■ The exercise ■
Please gather every line in the listing below that contains the word "tissue".

■ Task data ■
☆ ☆ ☆

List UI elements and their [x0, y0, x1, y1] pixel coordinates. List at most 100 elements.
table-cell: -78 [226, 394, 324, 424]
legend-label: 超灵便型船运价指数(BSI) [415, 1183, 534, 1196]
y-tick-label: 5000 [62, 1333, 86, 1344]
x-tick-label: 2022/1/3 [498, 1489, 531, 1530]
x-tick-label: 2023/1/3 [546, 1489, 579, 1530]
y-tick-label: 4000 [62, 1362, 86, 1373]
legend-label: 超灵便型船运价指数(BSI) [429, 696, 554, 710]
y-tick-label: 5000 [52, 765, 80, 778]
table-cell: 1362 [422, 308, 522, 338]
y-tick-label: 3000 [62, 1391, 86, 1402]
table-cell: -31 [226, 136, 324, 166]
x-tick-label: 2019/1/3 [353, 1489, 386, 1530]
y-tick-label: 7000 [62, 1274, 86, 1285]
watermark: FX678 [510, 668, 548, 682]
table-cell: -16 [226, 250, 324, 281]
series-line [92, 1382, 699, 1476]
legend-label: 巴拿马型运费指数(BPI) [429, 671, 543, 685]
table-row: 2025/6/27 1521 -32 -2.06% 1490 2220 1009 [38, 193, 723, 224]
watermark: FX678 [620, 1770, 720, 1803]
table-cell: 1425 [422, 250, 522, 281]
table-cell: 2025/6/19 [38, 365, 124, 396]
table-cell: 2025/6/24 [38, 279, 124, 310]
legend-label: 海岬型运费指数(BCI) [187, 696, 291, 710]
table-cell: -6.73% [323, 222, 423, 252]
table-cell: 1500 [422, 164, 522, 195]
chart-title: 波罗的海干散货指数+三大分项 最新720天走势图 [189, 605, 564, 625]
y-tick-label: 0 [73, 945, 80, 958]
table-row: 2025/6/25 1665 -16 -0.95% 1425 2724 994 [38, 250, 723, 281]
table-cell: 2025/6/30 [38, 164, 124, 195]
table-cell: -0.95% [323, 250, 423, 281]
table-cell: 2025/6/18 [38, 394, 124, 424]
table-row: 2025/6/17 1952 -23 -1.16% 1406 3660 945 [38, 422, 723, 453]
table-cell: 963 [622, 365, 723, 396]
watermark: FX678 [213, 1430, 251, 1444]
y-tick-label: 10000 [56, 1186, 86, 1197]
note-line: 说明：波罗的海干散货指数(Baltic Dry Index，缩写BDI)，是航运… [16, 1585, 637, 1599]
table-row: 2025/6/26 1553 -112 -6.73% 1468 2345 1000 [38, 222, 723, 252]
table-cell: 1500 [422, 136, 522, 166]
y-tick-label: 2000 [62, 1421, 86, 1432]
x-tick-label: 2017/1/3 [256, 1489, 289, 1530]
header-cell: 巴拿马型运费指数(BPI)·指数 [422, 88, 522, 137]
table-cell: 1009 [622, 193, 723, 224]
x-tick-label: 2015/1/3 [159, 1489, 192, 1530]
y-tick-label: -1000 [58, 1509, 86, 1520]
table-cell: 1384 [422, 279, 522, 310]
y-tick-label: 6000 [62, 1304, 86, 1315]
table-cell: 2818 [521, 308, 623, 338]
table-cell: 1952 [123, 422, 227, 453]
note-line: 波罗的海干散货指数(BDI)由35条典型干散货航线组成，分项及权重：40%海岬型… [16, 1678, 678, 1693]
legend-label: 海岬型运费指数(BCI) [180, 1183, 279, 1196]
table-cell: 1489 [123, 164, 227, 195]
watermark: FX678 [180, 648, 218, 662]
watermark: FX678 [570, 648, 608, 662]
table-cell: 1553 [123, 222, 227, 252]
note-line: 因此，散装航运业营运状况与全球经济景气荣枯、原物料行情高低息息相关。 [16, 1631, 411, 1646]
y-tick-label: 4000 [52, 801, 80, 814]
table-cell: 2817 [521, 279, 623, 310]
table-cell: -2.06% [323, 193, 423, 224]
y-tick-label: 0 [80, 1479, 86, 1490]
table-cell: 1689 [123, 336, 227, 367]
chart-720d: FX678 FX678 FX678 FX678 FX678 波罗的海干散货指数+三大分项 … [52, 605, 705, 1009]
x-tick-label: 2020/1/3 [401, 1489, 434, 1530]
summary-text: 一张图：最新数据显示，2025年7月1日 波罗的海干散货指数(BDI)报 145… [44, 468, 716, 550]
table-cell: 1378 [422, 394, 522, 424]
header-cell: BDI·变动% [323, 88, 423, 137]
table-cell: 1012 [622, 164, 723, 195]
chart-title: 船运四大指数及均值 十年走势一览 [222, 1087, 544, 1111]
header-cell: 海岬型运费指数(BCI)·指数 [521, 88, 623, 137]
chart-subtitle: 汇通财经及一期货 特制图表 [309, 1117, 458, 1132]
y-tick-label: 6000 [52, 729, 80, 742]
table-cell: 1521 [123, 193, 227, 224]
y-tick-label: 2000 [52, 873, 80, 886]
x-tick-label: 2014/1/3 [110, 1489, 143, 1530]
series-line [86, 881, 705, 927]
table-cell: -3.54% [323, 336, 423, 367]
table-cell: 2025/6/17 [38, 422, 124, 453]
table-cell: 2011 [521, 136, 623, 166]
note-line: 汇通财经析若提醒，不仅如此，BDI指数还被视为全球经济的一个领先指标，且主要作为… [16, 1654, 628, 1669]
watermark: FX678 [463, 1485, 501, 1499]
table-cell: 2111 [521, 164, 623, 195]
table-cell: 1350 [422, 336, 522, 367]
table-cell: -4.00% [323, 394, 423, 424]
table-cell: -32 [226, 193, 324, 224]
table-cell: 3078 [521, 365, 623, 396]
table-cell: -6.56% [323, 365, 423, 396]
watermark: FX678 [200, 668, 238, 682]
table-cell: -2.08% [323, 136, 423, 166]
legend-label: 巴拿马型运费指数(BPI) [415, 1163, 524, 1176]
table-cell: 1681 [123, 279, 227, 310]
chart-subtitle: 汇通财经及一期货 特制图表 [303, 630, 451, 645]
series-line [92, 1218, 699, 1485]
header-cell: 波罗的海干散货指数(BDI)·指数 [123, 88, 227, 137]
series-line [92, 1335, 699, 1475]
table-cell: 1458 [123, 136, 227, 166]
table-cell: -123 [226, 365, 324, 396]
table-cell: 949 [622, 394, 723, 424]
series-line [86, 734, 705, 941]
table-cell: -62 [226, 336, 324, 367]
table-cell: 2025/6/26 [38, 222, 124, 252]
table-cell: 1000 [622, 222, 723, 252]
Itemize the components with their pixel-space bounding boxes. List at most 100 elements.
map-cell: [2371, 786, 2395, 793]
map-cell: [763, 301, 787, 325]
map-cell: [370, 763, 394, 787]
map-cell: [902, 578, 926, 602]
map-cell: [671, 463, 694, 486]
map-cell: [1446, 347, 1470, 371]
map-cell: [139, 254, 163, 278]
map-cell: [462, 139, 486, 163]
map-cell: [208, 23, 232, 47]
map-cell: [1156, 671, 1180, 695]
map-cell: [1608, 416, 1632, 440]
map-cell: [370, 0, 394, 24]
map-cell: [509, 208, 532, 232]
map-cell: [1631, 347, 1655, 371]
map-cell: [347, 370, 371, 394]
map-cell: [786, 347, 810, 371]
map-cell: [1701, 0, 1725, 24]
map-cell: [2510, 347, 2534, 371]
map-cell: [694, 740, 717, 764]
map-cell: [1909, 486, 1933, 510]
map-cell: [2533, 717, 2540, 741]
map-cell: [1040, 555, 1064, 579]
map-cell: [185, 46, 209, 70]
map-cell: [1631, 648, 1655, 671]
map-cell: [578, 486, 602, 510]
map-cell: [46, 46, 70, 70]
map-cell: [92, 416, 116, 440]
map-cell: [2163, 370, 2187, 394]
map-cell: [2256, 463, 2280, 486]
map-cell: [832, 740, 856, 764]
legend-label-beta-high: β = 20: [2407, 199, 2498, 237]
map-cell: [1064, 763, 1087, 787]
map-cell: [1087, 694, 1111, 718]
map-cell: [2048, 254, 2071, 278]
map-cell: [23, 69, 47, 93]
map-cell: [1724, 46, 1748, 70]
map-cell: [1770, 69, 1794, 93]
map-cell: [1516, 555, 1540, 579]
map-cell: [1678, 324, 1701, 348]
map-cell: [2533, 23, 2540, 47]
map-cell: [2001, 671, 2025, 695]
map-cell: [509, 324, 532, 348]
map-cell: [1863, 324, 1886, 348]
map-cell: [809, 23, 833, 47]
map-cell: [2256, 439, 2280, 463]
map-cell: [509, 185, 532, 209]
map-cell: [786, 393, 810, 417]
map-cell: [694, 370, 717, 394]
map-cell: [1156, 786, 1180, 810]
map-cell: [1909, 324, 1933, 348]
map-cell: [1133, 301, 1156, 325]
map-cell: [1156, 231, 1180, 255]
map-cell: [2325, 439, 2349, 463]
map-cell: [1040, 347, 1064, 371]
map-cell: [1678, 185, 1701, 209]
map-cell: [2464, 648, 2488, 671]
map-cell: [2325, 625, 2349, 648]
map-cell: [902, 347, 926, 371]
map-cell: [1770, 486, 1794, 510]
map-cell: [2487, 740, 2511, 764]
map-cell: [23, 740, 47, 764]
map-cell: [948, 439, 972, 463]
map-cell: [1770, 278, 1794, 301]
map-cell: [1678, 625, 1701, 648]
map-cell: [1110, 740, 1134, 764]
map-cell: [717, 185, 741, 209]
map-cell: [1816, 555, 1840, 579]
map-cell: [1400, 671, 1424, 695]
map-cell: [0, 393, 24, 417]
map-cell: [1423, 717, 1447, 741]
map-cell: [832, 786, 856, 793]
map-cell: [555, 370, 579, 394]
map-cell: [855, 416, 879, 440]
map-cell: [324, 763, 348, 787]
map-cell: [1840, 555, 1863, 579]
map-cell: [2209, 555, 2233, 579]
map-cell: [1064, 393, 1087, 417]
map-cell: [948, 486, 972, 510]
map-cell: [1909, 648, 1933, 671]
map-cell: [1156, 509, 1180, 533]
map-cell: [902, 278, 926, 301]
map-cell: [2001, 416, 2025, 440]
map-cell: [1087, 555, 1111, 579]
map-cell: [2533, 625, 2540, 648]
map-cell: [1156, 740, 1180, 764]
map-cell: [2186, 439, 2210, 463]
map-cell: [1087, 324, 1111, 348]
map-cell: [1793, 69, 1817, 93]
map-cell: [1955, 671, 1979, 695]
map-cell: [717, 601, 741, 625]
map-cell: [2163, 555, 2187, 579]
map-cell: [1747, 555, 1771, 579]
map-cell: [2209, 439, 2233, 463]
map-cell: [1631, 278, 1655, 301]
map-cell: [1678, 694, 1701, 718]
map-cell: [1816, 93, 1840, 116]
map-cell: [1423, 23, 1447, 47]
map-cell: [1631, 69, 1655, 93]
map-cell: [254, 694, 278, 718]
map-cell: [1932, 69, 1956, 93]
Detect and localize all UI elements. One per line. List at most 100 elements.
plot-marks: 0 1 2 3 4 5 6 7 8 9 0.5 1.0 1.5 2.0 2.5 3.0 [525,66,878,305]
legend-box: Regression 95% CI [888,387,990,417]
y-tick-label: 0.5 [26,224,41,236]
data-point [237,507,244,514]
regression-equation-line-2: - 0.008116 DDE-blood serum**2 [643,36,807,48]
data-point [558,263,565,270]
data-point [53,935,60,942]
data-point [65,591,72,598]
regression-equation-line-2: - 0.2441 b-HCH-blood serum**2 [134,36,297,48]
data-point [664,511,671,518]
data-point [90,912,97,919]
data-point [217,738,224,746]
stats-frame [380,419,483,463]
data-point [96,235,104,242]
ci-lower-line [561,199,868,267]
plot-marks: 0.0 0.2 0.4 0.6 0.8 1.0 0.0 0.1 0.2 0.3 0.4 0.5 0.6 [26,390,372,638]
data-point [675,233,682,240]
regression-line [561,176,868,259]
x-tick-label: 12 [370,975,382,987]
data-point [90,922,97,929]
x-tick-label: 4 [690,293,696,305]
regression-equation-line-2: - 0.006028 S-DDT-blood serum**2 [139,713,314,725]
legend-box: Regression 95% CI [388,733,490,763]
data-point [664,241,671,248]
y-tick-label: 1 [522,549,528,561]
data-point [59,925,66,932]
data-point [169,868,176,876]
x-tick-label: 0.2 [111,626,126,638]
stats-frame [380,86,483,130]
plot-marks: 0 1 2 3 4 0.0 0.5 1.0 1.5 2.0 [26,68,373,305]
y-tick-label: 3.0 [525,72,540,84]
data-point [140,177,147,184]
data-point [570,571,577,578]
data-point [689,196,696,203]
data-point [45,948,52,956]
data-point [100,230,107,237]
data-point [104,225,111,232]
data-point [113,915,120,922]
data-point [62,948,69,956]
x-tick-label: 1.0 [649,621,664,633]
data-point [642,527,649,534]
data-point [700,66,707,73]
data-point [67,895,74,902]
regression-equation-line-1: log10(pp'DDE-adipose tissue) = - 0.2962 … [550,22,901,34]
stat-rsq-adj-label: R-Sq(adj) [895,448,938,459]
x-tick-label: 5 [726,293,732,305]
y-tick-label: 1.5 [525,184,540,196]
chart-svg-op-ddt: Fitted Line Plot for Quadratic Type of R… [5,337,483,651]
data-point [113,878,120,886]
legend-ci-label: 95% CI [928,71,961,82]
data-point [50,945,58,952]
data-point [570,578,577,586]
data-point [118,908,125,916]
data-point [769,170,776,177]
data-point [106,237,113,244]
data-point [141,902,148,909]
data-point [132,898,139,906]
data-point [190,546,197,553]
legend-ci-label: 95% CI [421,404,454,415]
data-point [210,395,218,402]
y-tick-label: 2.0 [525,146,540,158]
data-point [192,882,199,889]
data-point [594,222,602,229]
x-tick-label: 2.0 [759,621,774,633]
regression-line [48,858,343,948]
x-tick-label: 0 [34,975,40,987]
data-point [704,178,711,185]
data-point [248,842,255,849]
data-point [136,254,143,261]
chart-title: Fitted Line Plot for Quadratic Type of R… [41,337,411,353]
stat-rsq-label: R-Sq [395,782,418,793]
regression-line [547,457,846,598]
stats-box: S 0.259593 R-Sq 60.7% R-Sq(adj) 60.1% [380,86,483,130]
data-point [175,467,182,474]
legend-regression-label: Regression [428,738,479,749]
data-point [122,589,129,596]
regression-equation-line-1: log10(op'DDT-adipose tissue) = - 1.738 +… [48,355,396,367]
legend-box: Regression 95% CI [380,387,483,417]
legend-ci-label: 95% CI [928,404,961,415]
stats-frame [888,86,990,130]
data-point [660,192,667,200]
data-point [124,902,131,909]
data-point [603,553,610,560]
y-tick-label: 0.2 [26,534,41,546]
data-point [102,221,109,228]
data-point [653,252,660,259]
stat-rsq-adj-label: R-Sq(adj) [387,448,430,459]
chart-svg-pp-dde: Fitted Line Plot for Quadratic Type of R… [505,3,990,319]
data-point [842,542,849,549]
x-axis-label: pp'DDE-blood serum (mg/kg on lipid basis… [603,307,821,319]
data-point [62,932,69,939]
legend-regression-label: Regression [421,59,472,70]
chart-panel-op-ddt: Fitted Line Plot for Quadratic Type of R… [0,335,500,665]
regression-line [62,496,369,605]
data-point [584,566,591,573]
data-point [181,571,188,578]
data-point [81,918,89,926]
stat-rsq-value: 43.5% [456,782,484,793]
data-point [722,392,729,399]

☆ ☆ ☆

■ Final answer ■
regression-equation-line-1: log10(pp'DDE-adipose tissue) = - 0.2962 … [550,22,901,34]
regression-equation-line-1: log10(op'DDT-adipose tissue) = - 1.738 +… [48,355,396,367]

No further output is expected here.